_SET TASK_. Provide nothing beyond the count of lines that include the string "Green".

_DATA SUPPLIED_.

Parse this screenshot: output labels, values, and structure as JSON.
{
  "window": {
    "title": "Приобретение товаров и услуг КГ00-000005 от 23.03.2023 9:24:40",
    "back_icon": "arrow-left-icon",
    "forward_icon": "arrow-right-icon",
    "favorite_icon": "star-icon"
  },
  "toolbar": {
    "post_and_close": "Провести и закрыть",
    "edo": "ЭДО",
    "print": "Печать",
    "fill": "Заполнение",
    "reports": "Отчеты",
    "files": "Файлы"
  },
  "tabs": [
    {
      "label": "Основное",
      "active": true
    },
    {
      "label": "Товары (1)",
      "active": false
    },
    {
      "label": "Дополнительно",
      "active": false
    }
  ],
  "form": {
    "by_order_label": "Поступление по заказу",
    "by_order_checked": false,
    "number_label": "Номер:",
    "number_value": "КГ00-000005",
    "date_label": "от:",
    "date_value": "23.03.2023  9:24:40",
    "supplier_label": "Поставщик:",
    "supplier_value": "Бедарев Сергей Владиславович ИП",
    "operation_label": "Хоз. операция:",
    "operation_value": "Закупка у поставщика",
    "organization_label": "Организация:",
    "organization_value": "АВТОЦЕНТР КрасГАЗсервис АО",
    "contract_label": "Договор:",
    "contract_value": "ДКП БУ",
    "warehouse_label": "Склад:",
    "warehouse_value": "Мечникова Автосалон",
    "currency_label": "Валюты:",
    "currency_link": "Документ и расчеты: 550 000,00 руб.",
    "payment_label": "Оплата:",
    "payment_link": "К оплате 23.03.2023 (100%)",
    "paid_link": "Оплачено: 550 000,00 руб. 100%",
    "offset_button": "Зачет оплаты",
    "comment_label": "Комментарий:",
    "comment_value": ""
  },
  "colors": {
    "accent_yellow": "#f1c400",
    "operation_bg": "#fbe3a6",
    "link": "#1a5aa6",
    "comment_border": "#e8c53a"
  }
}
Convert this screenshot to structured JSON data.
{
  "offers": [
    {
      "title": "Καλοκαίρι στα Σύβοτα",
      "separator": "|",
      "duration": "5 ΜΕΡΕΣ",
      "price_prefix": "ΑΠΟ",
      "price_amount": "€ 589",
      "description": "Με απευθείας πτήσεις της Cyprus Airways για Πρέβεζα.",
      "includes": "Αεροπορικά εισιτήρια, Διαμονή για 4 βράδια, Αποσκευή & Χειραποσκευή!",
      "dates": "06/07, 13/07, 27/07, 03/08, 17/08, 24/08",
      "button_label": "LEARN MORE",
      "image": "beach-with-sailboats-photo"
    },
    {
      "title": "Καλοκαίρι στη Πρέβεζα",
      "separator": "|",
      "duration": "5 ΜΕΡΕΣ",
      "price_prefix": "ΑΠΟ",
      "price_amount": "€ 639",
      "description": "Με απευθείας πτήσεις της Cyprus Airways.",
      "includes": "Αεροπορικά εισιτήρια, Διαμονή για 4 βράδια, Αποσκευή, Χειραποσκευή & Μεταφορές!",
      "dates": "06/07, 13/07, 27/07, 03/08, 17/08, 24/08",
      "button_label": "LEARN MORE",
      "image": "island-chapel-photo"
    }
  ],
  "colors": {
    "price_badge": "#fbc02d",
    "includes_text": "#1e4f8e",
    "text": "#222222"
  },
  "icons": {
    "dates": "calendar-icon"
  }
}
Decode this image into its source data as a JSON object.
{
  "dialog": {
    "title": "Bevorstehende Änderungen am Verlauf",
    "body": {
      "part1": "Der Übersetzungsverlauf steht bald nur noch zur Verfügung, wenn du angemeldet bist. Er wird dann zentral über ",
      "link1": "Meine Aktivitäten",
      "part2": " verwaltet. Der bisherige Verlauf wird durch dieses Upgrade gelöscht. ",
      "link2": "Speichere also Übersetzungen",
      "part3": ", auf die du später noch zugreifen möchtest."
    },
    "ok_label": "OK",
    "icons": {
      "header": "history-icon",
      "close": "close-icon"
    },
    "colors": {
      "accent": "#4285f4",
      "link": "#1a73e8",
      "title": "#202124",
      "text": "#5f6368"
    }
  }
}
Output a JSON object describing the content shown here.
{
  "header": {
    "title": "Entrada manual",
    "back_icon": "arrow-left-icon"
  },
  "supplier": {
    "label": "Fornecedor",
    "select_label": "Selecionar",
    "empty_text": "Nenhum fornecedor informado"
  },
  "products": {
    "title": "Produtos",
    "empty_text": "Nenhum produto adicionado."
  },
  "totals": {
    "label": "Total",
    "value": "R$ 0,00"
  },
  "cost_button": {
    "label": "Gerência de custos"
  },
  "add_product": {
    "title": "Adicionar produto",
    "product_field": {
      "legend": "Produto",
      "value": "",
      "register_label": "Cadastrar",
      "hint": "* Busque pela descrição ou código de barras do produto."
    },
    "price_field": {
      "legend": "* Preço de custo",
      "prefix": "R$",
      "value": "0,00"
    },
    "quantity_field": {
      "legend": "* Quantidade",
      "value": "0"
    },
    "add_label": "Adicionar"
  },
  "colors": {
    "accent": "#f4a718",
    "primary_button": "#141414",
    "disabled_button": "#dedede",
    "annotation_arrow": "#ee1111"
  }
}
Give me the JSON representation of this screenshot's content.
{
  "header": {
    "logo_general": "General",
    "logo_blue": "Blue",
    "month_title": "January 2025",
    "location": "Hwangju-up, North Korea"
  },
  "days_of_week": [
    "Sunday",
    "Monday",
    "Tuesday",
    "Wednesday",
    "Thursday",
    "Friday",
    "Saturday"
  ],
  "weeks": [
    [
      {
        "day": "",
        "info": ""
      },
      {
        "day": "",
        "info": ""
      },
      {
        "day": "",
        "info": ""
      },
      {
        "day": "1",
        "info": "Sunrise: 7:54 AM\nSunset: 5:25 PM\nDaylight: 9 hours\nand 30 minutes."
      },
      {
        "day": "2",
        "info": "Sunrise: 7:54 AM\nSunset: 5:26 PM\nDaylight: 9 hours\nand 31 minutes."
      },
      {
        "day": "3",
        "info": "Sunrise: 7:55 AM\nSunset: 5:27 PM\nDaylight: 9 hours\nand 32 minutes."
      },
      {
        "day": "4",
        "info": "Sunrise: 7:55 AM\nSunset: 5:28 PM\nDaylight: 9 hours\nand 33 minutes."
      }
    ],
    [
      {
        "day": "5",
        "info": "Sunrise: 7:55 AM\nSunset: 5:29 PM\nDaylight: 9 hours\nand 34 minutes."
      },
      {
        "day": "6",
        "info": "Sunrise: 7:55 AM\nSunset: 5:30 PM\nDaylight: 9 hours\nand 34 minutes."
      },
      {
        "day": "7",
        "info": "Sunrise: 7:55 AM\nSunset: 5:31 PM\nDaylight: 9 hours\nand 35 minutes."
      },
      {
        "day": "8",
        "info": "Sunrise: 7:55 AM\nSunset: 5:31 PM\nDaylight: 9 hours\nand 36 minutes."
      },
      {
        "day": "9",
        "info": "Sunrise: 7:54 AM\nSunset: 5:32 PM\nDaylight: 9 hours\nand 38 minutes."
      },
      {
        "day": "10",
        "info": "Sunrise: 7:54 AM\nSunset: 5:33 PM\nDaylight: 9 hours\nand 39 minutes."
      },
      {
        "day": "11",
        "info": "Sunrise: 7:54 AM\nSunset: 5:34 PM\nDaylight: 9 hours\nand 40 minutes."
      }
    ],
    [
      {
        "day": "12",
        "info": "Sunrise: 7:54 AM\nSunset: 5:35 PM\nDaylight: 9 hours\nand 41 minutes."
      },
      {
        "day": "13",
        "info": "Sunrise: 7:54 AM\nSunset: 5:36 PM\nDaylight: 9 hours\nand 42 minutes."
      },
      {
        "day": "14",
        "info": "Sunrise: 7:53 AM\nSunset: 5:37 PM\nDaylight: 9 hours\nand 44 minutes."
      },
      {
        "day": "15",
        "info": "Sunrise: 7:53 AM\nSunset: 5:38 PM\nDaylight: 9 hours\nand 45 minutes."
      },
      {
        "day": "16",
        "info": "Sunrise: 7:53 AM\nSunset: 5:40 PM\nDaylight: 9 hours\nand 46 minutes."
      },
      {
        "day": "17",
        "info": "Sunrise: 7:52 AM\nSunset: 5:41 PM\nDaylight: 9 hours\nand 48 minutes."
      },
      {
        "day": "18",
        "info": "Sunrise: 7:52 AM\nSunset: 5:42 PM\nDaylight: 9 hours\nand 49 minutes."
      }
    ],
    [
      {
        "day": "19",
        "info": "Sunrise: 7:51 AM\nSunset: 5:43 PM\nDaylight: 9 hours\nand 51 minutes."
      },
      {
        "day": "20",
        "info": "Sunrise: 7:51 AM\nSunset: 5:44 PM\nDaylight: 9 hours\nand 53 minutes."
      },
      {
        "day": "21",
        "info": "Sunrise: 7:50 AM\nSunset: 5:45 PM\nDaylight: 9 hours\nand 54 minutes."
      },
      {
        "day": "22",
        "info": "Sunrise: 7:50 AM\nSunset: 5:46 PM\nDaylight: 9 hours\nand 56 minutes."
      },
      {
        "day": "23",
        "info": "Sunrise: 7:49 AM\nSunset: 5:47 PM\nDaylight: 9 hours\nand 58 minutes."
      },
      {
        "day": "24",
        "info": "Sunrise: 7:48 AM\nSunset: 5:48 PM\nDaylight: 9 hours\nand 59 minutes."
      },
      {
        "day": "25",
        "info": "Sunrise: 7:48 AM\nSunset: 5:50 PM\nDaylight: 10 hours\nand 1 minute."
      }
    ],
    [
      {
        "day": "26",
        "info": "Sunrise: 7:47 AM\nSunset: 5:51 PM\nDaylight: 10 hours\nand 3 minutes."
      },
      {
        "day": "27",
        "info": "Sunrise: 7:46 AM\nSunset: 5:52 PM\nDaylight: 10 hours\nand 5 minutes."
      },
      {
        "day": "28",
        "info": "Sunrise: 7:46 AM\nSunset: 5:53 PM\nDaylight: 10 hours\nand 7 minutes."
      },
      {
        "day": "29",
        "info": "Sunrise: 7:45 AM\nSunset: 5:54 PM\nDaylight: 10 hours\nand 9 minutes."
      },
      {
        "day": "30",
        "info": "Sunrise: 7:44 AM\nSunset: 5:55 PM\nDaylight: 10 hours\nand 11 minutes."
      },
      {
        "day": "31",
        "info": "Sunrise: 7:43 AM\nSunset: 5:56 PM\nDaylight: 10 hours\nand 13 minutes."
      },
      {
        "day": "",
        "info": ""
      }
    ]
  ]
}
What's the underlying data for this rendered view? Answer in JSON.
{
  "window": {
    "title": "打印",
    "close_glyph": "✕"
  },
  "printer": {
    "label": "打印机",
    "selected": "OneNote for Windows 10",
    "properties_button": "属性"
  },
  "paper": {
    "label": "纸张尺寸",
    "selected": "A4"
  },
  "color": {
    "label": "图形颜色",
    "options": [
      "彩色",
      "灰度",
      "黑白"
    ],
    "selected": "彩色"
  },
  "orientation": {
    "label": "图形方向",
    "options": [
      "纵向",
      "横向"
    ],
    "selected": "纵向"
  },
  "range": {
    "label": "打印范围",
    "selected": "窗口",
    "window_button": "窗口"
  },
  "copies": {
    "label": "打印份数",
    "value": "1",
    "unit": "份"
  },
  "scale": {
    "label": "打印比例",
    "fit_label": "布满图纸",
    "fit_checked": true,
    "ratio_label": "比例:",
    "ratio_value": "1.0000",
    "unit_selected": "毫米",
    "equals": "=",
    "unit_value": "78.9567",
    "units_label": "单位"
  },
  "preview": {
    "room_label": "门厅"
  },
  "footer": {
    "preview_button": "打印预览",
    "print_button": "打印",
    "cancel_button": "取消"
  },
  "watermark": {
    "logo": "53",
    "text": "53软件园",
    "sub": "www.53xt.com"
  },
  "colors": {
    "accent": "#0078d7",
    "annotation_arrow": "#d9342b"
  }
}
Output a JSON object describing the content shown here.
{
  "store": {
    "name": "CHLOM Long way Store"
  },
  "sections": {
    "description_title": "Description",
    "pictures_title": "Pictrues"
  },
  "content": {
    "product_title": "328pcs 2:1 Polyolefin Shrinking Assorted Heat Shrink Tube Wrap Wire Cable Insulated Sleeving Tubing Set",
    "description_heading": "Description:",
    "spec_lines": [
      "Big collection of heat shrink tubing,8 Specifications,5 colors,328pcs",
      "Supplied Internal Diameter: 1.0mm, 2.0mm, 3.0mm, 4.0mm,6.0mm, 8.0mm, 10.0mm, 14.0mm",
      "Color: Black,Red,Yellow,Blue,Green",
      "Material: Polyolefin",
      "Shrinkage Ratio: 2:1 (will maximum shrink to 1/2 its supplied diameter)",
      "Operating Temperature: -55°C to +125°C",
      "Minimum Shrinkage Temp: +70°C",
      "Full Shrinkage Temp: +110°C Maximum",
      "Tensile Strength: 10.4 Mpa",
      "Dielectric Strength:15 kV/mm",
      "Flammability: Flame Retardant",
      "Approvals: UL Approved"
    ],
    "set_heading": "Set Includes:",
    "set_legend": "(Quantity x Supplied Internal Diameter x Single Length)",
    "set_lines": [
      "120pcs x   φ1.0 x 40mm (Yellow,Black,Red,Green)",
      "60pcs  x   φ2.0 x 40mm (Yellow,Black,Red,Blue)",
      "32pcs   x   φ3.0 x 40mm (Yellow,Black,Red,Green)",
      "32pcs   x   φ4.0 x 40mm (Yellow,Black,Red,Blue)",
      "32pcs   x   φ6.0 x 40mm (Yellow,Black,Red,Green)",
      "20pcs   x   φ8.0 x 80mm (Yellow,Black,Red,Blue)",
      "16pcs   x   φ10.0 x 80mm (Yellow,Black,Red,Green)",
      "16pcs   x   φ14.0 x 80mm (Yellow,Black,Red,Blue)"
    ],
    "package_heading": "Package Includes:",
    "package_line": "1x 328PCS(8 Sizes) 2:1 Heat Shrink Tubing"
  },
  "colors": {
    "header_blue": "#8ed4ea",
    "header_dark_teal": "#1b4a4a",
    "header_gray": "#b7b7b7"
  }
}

_CORRECT RESPONSE_. 5